(Layout-Einträge)
/---
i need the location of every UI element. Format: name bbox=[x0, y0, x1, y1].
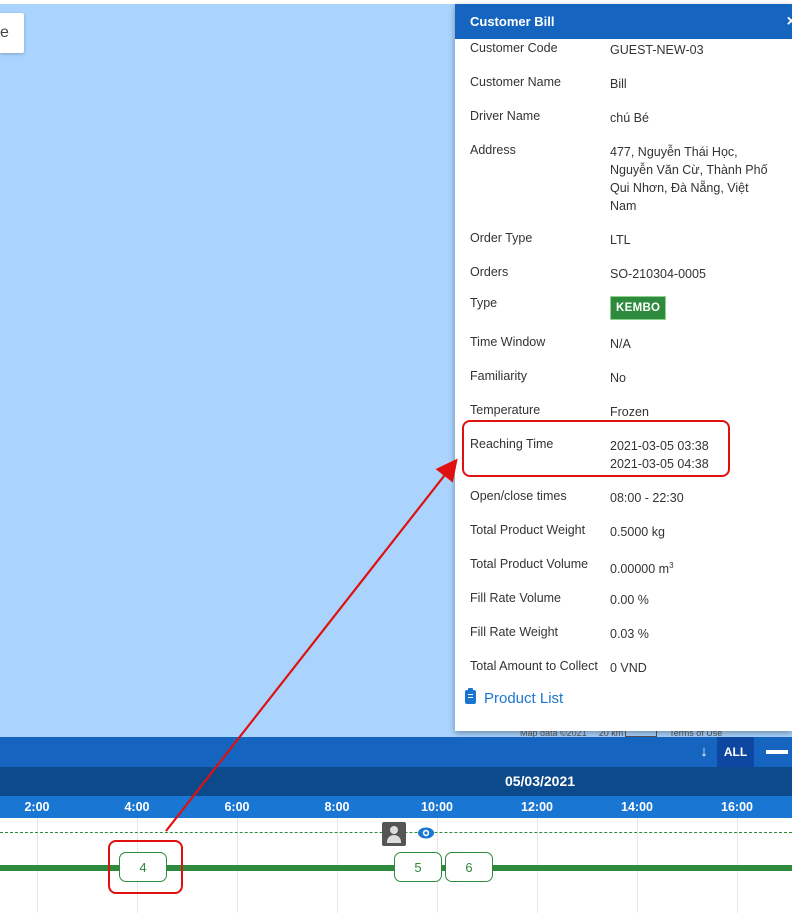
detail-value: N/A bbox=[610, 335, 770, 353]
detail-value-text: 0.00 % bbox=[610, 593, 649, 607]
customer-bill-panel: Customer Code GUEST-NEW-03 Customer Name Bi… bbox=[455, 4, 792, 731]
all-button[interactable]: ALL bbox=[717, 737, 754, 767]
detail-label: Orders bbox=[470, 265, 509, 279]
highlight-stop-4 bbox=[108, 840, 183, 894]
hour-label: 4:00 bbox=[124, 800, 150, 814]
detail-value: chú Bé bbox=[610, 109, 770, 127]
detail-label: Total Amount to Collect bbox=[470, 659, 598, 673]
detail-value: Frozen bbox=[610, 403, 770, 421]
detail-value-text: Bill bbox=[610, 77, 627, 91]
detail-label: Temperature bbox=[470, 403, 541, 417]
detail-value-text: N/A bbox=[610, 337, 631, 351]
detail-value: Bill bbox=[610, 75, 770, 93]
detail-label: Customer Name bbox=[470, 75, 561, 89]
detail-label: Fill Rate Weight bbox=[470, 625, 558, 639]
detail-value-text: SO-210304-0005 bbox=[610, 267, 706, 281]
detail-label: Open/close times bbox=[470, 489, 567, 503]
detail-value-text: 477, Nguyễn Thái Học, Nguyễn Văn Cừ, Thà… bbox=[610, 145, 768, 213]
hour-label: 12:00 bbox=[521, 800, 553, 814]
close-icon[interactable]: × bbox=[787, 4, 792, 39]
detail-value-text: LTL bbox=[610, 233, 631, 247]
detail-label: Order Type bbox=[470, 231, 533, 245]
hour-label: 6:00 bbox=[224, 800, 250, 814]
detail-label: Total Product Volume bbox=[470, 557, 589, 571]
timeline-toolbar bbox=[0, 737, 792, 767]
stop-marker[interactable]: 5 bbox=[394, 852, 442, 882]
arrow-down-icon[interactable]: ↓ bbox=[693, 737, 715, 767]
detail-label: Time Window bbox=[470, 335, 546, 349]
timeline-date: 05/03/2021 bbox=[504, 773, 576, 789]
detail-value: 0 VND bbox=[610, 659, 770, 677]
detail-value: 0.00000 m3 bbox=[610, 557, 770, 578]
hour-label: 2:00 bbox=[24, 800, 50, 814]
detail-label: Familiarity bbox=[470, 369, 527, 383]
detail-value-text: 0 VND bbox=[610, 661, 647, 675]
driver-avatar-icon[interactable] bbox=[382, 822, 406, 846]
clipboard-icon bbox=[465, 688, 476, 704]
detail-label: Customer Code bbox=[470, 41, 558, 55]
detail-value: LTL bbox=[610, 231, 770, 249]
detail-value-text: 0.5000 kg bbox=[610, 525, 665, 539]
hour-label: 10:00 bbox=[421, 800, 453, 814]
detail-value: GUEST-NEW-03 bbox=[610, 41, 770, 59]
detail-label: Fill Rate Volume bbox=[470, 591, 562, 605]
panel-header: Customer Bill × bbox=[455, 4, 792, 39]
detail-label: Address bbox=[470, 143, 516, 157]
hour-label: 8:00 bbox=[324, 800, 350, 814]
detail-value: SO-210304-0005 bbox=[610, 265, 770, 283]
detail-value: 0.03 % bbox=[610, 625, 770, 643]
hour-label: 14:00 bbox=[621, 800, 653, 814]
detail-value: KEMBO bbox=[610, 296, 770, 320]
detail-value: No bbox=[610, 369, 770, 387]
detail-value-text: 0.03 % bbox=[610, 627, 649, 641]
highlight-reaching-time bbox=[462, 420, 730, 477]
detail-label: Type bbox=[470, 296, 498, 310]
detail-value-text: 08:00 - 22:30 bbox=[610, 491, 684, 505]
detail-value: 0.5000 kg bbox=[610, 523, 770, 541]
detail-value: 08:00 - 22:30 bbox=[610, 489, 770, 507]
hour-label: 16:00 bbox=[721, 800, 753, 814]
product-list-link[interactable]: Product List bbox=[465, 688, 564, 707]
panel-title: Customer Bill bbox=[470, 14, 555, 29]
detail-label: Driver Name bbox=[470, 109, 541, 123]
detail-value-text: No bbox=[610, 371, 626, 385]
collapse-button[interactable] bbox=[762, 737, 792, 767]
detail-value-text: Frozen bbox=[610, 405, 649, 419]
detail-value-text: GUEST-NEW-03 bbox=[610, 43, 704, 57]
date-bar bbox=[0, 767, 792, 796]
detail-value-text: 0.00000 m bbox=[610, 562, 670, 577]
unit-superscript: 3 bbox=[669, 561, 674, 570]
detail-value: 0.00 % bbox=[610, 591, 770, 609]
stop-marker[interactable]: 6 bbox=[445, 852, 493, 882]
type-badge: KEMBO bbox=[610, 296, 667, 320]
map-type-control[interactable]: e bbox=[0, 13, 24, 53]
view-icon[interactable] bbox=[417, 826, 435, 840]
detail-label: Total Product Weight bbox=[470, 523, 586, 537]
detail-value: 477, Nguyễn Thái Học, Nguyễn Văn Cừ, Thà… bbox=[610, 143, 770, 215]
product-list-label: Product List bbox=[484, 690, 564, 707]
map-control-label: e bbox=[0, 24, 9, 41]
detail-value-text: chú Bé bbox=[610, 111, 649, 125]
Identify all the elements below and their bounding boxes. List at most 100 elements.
\---
AUFGABENSTELLUNG
Entnimm den Einträgen sämtliche Zeilen wortgetreu, lass dabei aber die Bilder weg.

ANTWORT
i need the location of every UI element. Format: name bbox=[x0, y0, x1, y1].
detail-value: N/A bbox=[610, 335, 770, 353]
detail-value-text: 0.00 % bbox=[610, 593, 649, 607]
customer-bill-panel: Customer Code GUEST-NEW-03 Customer Name Bi… bbox=[455, 4, 792, 731]
all-button[interactable]: ALL bbox=[717, 737, 754, 767]
detail-label: Orders bbox=[470, 265, 509, 279]
highlight-stop-4 bbox=[108, 840, 183, 894]
hour-label: 4:00 bbox=[124, 800, 150, 814]
detail-value: chú Bé bbox=[610, 109, 770, 127]
detail-label: Total Amount to Collect bbox=[470, 659, 598, 673]
detail-value: Frozen bbox=[610, 403, 770, 421]
detail-value-text: Bill bbox=[610, 77, 627, 91]
detail-label: Temperature bbox=[470, 403, 541, 417]
detail-value-text: N/A bbox=[610, 337, 631, 351]
detail-value: Bill bbox=[610, 75, 770, 93]
detail-label: Customer Name bbox=[470, 75, 561, 89]
detail-label: Fill Rate Weight bbox=[470, 625, 558, 639]
detail-value-text: SO-210304-0005 bbox=[610, 267, 706, 281]
detail-label: Open/close times bbox=[470, 489, 567, 503]
detail-value-text: 477, Nguyễn Thái Học, Nguyễn Văn Cừ, Thà… bbox=[610, 145, 768, 213]
hour-label: 12:00 bbox=[521, 800, 553, 814]
close-icon[interactable]: × bbox=[787, 4, 792, 39]
detail-value-text: LTL bbox=[610, 233, 631, 247]
detail-label: Order Type bbox=[470, 231, 533, 245]
hour-label: 6:00 bbox=[224, 800, 250, 814]
detail-label: Total Product Volume bbox=[470, 557, 589, 571]
timeline-toolbar bbox=[0, 737, 792, 767]
stop-marker[interactable]: 5 bbox=[394, 852, 442, 882]
arrow-down-icon[interactable]: ↓ bbox=[693, 737, 715, 767]
detail-label: Time Window bbox=[470, 335, 546, 349]
timeline-date: 05/03/2021 bbox=[504, 773, 576, 789]
detail-value: 0 VND bbox=[610, 659, 770, 677]
detail-value: 0.00000 m3 bbox=[610, 557, 770, 578]
hour-label: 2:00 bbox=[24, 800, 50, 814]
detail-label: Familiarity bbox=[470, 369, 527, 383]
detail-value-text: 0 VND bbox=[610, 661, 647, 675]
driver-avatar-icon[interactable] bbox=[382, 822, 406, 846]
clipboard-icon bbox=[465, 688, 476, 704]
detail-label: Customer Code bbox=[470, 41, 558, 55]
detail-value: LTL bbox=[610, 231, 770, 249]
detail-value-text: 0.5000 kg bbox=[610, 525, 665, 539]
hour-label: 10:00 bbox=[421, 800, 453, 814]
detail-value: GUEST-NEW-03 bbox=[610, 41, 770, 59]
detail-label: Fill Rate Volume bbox=[470, 591, 562, 605]
panel-header: Customer Bill × bbox=[455, 4, 792, 39]
detail-label: Address bbox=[470, 143, 516, 157]
hour-label: 8:00 bbox=[324, 800, 350, 814]
detail-value: SO-210304-0005 bbox=[610, 265, 770, 283]
detail-value: 0.03 % bbox=[610, 625, 770, 643]
hour-label: 14:00 bbox=[621, 800, 653, 814]
detail-value: KEMBO bbox=[610, 296, 770, 320]
detail-value: No bbox=[610, 369, 770, 387]
detail-value-text: 0.03 % bbox=[610, 627, 649, 641]
highlight-reaching-time bbox=[462, 420, 730, 477]
detail-label: Type bbox=[470, 296, 498, 310]
detail-value-text: 08:00 - 22:30 bbox=[610, 491, 684, 505]
detail-value: 0.5000 kg bbox=[610, 523, 770, 541]
detail-value: 08:00 - 22:30 bbox=[610, 489, 770, 507]
hour-label: 16:00 bbox=[721, 800, 753, 814]
product-list-link[interactable]: Product List bbox=[465, 688, 564, 707]
panel-title: Customer Bill bbox=[470, 14, 555, 29]
detail-label: Driver Name bbox=[470, 109, 541, 123]
detail-value-text: No bbox=[610, 371, 626, 385]
collapse-button[interactable] bbox=[762, 737, 792, 767]
detail-value-text: Frozen bbox=[610, 405, 649, 419]
detail-value-text: GUEST-NEW-03 bbox=[610, 43, 704, 57]
date-bar bbox=[0, 767, 792, 796]
detail-value-text: 0.00000 m bbox=[610, 562, 670, 577]
unit-superscript: 3 bbox=[669, 561, 674, 570]
detail-value: 0.00 % bbox=[610, 591, 770, 609]
stop-marker[interactable]: 6 bbox=[445, 852, 493, 882]
type-badge: KEMBO bbox=[610, 296, 667, 320]
map-type-control[interactable]: e bbox=[0, 13, 24, 53]
view-icon[interactable] bbox=[417, 826, 435, 840]
detail-label: Total Product Weight bbox=[470, 523, 586, 537]
detail-value: 477, Nguyễn Thái Học, Nguyễn Văn Cừ, Thà… bbox=[610, 143, 770, 215]
product-list-label: Product List bbox=[484, 690, 564, 707]
map-control-label: e bbox=[0, 24, 9, 41]
detail-value-text: chú Bé bbox=[610, 111, 649, 125]
Identify all the elements below and their bounding boxes. List at most 100 elements.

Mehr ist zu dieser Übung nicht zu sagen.